**Provided data:**
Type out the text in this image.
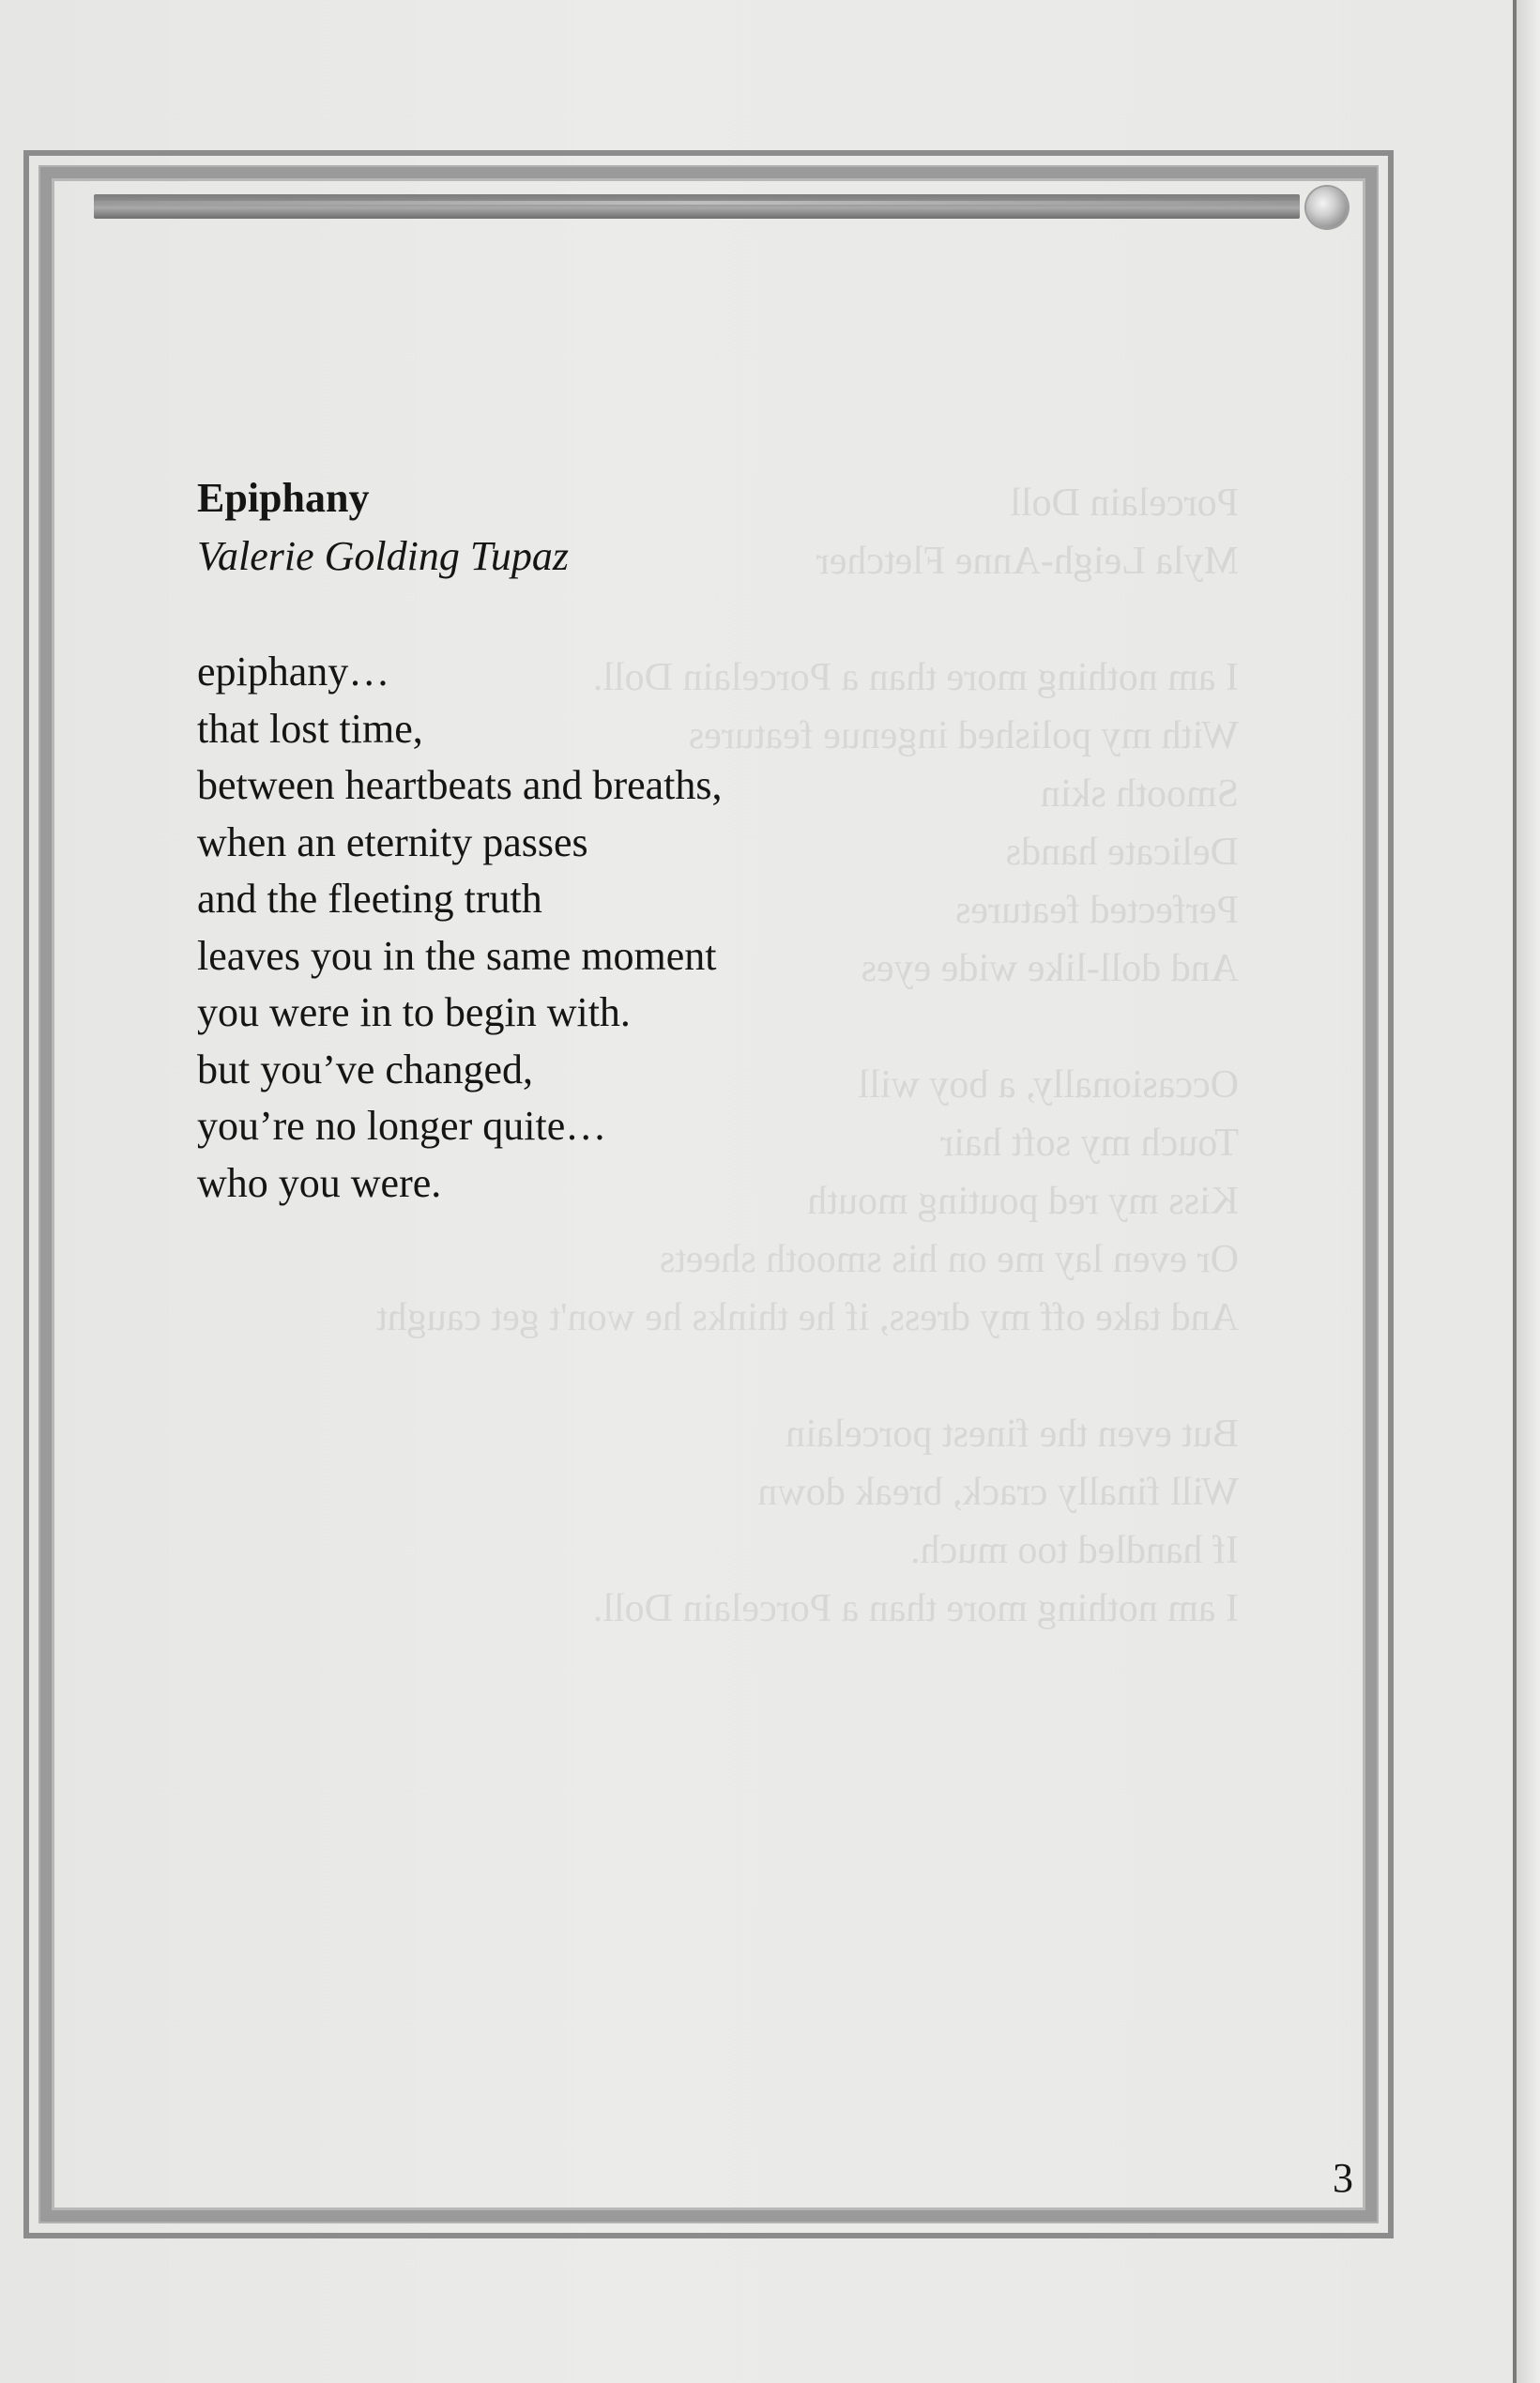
Epiphany

Valerie Golding Tupaz

epiphany…
that lost time,
between heartbeats and breaths,
when an eternity passes
and the fleeting truth
leaves you in the same moment
you were in to begin with.
but you’ve changed,
you’re no longer quite…
who you were.
3
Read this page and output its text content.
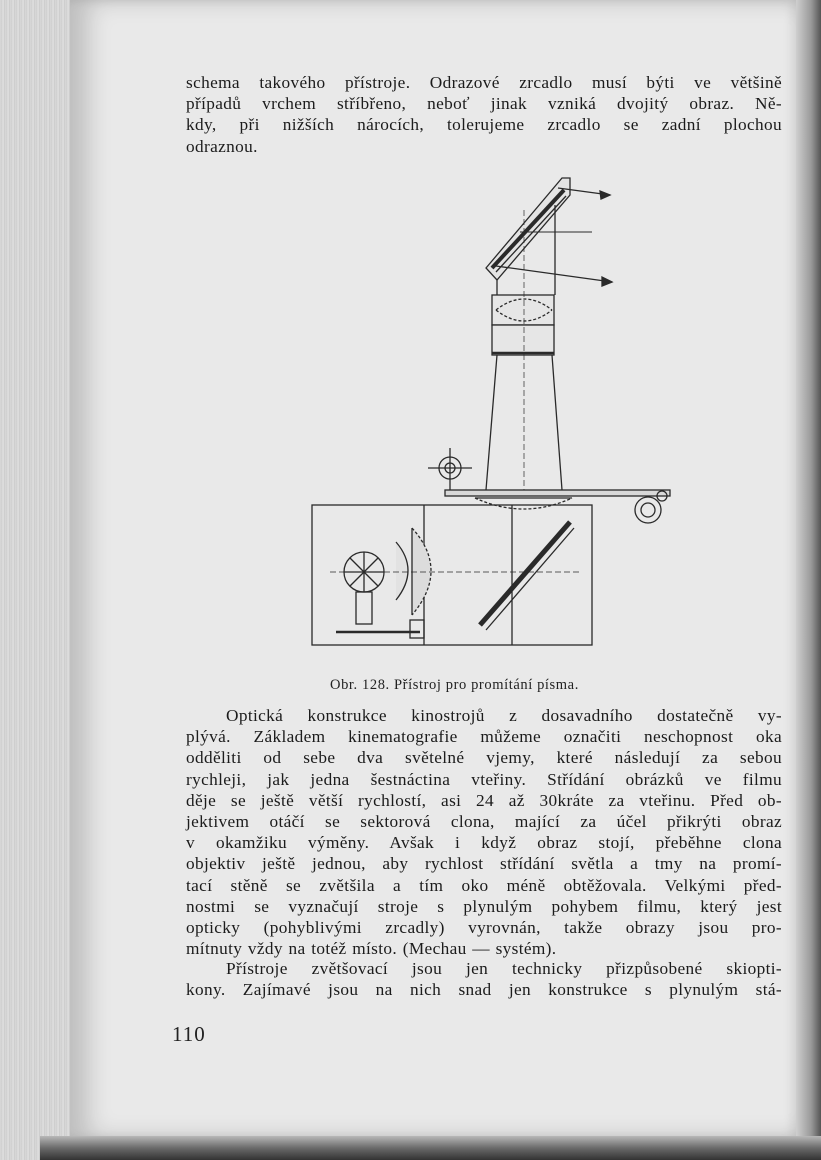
schema takového přístroje. Odrazové zrcadlo musí býti ve většině
případů vrchem stříbřeno, neboť jinak vzniká dvojitý obraz. Ně-
kdy, při nižších nárocích, tolerujeme zrcadlo se zadní plochou
odraznou.
Obr. 128. Přístroj pro promítání písma.
Optická konstrukce kinostrojů z dosavadního dostatečně vy-
plývá. Základem kinematografie můžeme označiti neschopnost oka
odděliti od sebe dva světelné vjemy, které následují za sebou
rychleji, jak jedna šestnáctina vteřiny. Střídání obrázků ve filmu
děje se ještě větší rychlostí, asi 24 až 30kráte za vteřinu. Před ob-
jektivem otáčí se sektorová clona, mající za účel přikrýti obraz
v okamžiku výměny. Avšak i když obraz stojí, přeběhne clona
objektiv ještě jednou, aby rychlost střídání světla a tmy na promí-
tací stěně se zvětšila a tím oko méně obtěžovala. Velkými před-
nostmi se vyznačují stroje s plynulým pohybem filmu, který jest
opticky (pohyblivými zrcadly) vyrovnán, takže obrazy jsou pro-
mítnuty vždy na totéž místo. (Mechau — systém).
Přístroje zvětšovací jsou jen technicky přizpůsobené skiopti-
kony. Zajímavé jsou na nich snad jen konstrukce s plynulým stá-
110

**Work to do:** Give the number of lines in the entries that include the string "this", and nothing more.

**Right answer:** 2